_EXERCISE REQUIREMENTS_
Gather each line containing the string "پشتیبانی" from these entries.

_PROVIDED ENTRIES_
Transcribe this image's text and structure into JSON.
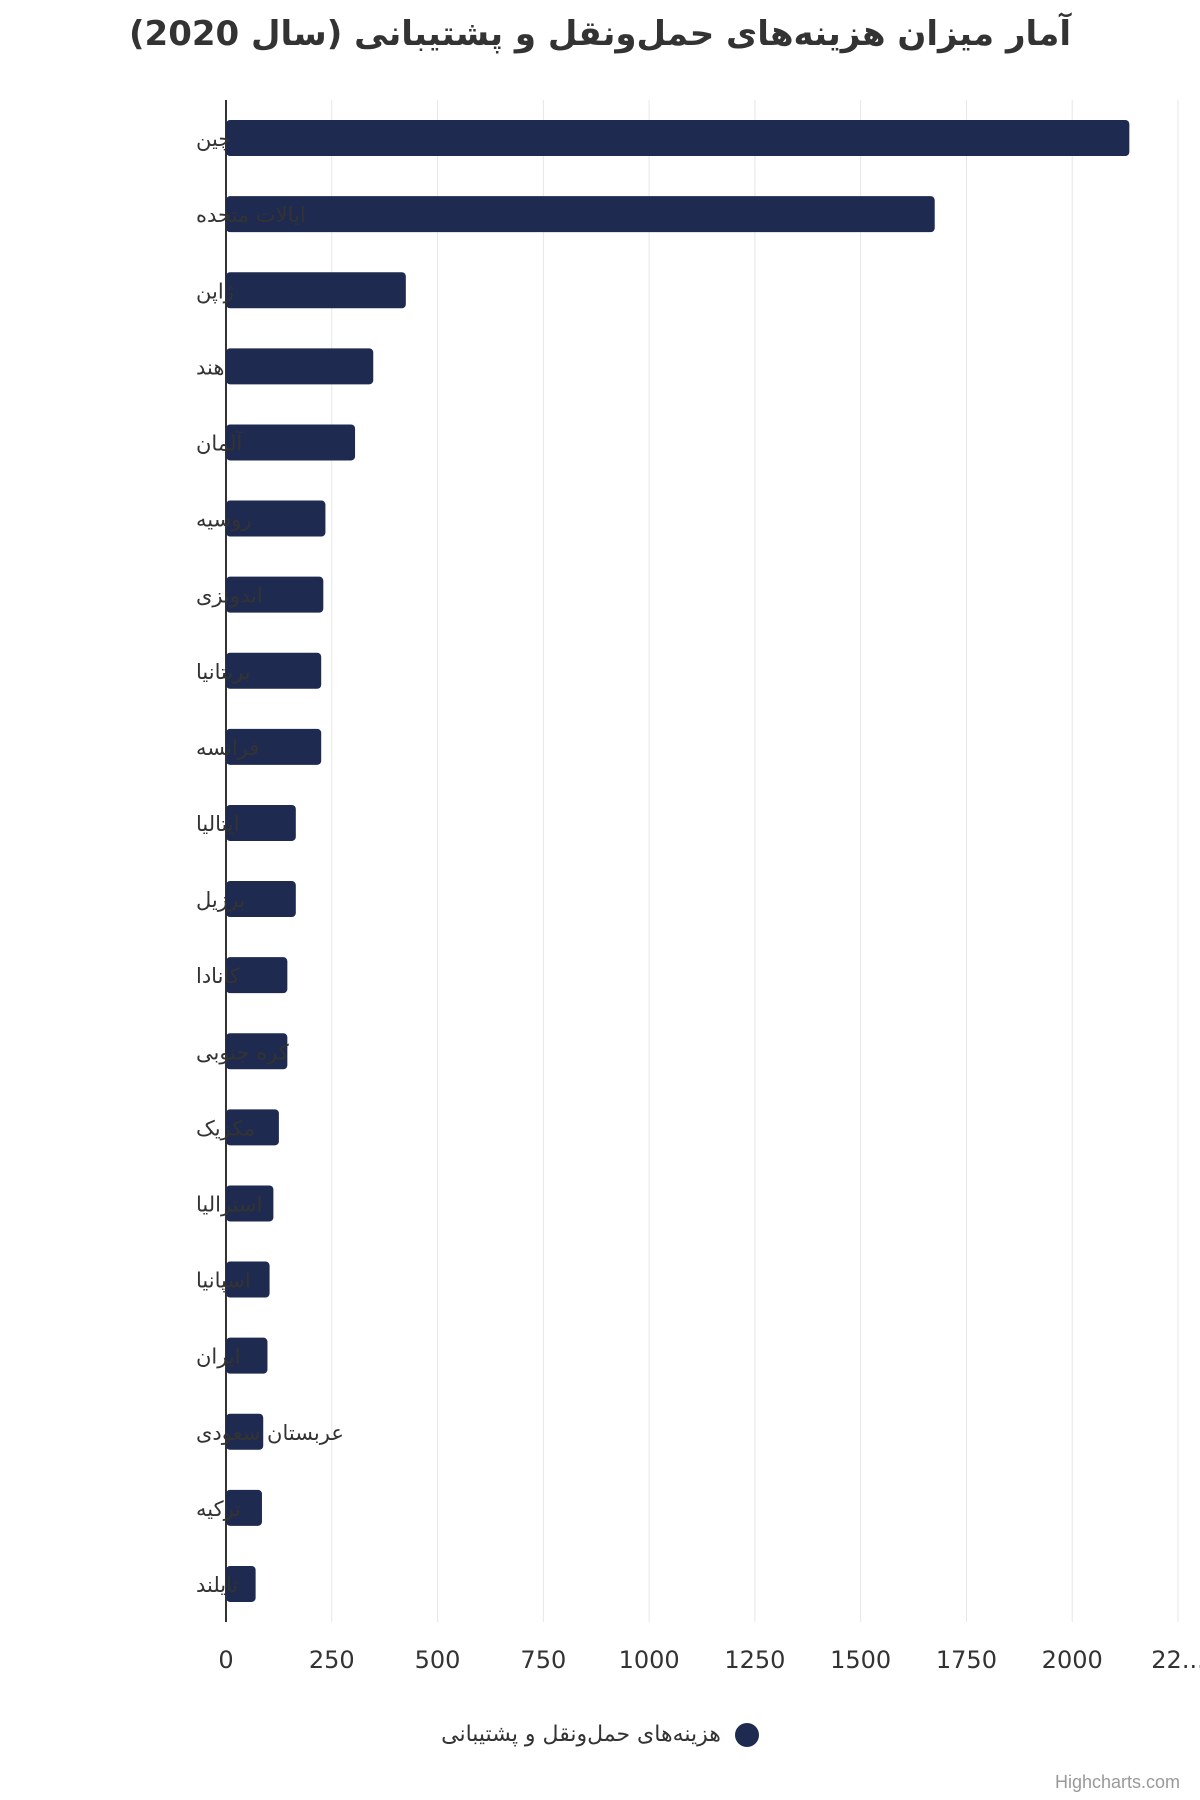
{
  "chart_data": {
    "type": "bar",
    "orientation": "horizontal",
    "title": "آمار میزان هزینه‌های حمل‌ونقل و پشتیبانی (سال 2020)",
    "categories": [
      "چین",
      "ایالات متحده",
      "ژاپن",
      "هند",
      "آلمان",
      "روسیه",
      "اندونزی",
      "بریتانیا",
      "فرانسه",
      "ایتالیا",
      "برزیل",
      "کانادا",
      "کره جنوبی",
      "مکزیک",
      "استرالیا",
      "اسپانیا",
      "ایران",
      "عربستان سعودی",
      "ترکیه",
      "تایلند"
    ],
    "series": [
      {
        "name": "هزینه‌های حمل‌ونقل و پشتیبانی",
        "values": [
          2135,
          1675,
          425,
          348,
          305,
          235,
          230,
          225,
          225,
          165,
          165,
          145,
          145,
          125,
          112,
          103,
          98,
          88,
          85,
          70
        ]
      }
    ],
    "xlim": [
      0,
      2250
    ],
    "xticks": [
      "0",
      "250",
      "500",
      "750",
      "1000",
      "1250",
      "1500",
      "1750",
      "2000",
      "22..."
    ],
    "grid": true,
    "legend": "bottom-center",
    "colors": {
      "bar": "#1e2a4f",
      "grid": "#e6e6e6",
      "axis": "#333333",
      "text": "#333333"
    },
    "credits": "Highcharts.com"
  }
}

_TASK ANSWER_
    "title": "آمار میزان هزینه‌های حمل‌ونقل و پشتیبانی (سال 2020)",
        "name": "هزینه‌های حمل‌ونقل و پشتیبانی",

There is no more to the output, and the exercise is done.